### TEXT SHOWN
—————

# City of Chester, UK



## sjwmoore (Feb 17, 2005)

I thought id take some pictures on the way to work and at lunchtime today…









As I travel by train, the station area is the first view.








King Charles tower on the city walls. The King watched his defeated troops withdraw from the Battle of Rowton from here in the Civil War. The walls were modified in the 1700s into a “Promenade for respectable Ladies and Gentlemen”, and the battlements and most of the towers were removed.








Along the Shropshire Union Canal.








From the canal up to the City Wall, with a Roman section still there, the bit with the cornices.








Another section of Roman Wall. The wall was whitewashed in Roman Times, to awe the natives.








Georgian houses in King Street








The North Gate, typical of the Georgian rebuild of the walls and gates. 








The Town Hall, I work in the offices behind this building, which now houses the mayors rooms, meeting rooms and is used as a concert hall / ballroom








The Cathedral from the council offices. Not built as a cathedral, was an abbey till the reformation when the diocese of Chester was created from part of Lichfield diocese.








Watergate Street from Watergate Row North. The main streets in Chester are on two levels, the upper being called the Rows. You will notice different shops on the upper gallery than those at street level. The origin of the rows is obscure, but there are many therories- to make it easier to attack Welsh raiders, built on top of Roman Houses etc








Looking the other way








What it looks like on the rows……








And if youre walking along them








The black and white house on the right is Bishop Lloyds house, built for some late mediaeval bishop








Note the carvings on the house, was covered in plaster for years








Street level view on Watergate Street








The Castle. Dosent much look much like a castle, was rebuilt in 1800s as judicial centre for the county. The cars ruin it.

—————

Entries drawn from a collection
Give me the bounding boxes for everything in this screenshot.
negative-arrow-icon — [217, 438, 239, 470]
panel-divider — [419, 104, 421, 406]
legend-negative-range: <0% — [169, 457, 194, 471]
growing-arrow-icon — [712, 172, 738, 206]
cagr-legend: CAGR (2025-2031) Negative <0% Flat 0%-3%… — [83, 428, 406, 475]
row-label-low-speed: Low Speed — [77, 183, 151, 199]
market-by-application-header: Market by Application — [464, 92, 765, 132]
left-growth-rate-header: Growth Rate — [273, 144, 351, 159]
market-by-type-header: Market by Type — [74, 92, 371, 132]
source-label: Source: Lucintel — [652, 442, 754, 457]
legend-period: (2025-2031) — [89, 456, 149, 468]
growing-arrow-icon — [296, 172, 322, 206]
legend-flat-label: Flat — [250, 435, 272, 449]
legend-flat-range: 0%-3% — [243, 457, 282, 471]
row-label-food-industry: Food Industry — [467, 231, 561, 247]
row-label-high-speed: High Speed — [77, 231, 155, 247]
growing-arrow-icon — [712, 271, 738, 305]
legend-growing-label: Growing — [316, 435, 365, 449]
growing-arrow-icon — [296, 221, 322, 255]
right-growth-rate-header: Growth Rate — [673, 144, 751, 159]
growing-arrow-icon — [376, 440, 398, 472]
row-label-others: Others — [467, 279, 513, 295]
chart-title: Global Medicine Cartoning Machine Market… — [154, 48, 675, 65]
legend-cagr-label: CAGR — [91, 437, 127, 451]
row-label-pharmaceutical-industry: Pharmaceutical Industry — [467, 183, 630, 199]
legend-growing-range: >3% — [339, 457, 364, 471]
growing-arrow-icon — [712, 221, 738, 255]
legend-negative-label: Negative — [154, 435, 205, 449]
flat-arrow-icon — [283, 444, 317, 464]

—————

### LIST OF TASKS
(1) Answer these questions about the Chester thread:
(a) From King Charles tower, which battle's defeated troops did the King watch withdraw?
(b) Why was the Roman wall whitewashed in Roman times?
(c) What was the Castle rebuilt as in the 1800s?
(2) Turn the lines of the records into a JSON list of strings, one string per line with blank lines left out, starting at the beginning of the records and ending at the line containing "row-label-low-speed: Low Speed".
The text and the records are unrelated to each other.

### SOLUTIONS TO THE EXERCISE
(1)
(a) The Battle of Rowton
(b) To awe the natives
(c) A judicial centre for the county

(2)
[
  "Give me the bounding boxes for everything in this screenshot.",
  "negative-arrow-icon — [217, 438, 239, 470]",
  "panel-divider — [419, 104, 421, 406]",
  "legend-negative-range: <0% — [169, 457, 194, 471]",
  "growing-arrow-icon — [712, 172, 738, 206]",
  "cagr-legend: CAGR (2025-2031) Negative <0% Flat 0%-3%… — [83, 428, 406, 475]",
  "row-label-low-speed: Low Speed — [77, 183, 151, 199]"
]